**What is needed**
Filter the listing below, copying every line in which the word "JSON" appears.

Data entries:
┄┄┄┄┄┄┄┄┄┄┄┄┄┄┄┄┄┄┄┄
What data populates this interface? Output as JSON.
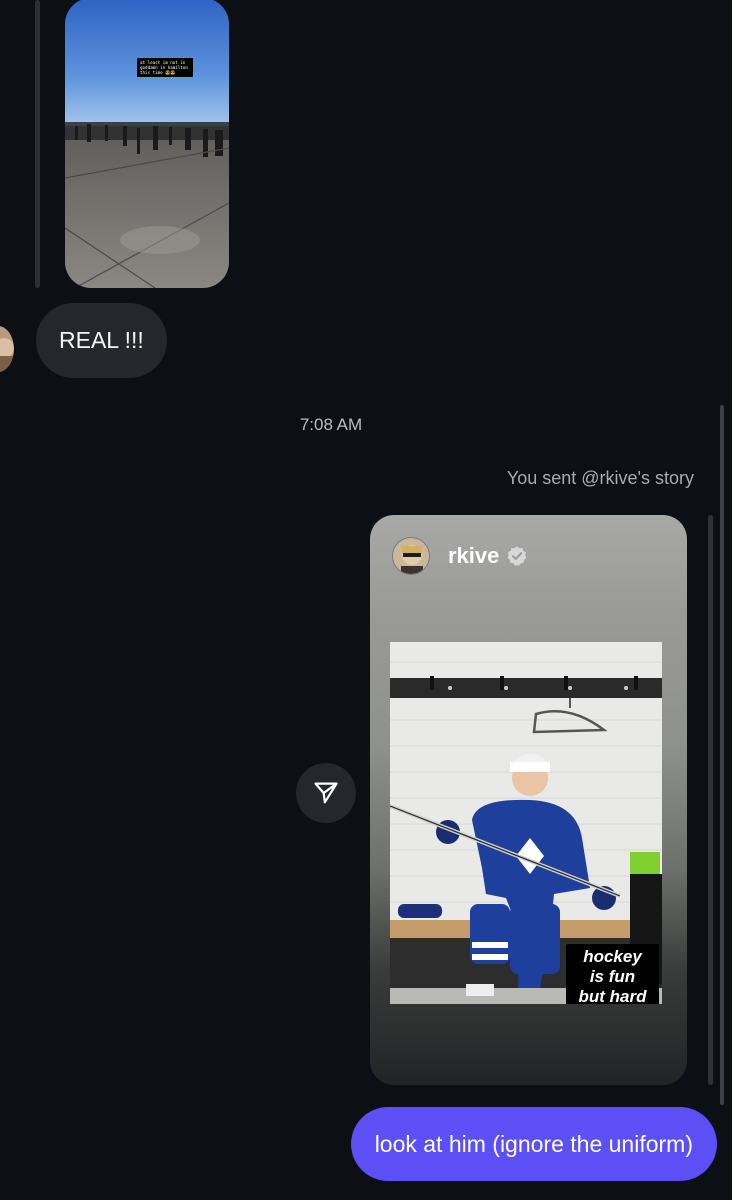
{
  "thread": {
    "story_thumbnail": {
      "caption_lines": [
        "at least im not in",
        "goddamn in hamilton",
        "this time 😎😎"
      ]
    },
    "received_message": {
      "text": "REAL !!!"
    },
    "timestamp": "7:08 AM",
    "sent_story": {
      "label": "You sent @rkive's story",
      "username": "rkive",
      "verified": true,
      "sticker_lines": [
        "hockey",
        "is fun",
        "but hard"
      ]
    },
    "sent_message": {
      "text": "look at him (ignore the uniform)"
    }
  },
  "colors": {
    "background": "#0c0f14",
    "received_bubble": "#24272c",
    "sent_bubble": "#5b4ff5",
    "meta_text": "#a7abb2"
  },
  "icons": {
    "share": "paper-plane-icon",
    "verified": "verified-badge-icon"
  }
}
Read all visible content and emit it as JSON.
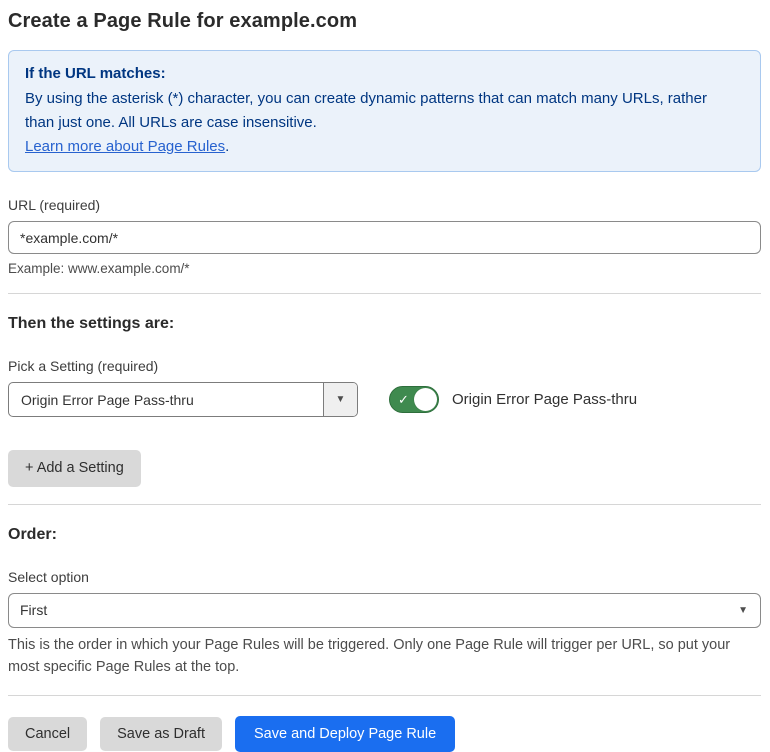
┄┄┄┄┄┄┄┄┄┄┄┄┄┄┄┄┄┄┄┄
**Finished task**
What data populates this interface? Output as JSON.
Read all visible content and emit it as JSON.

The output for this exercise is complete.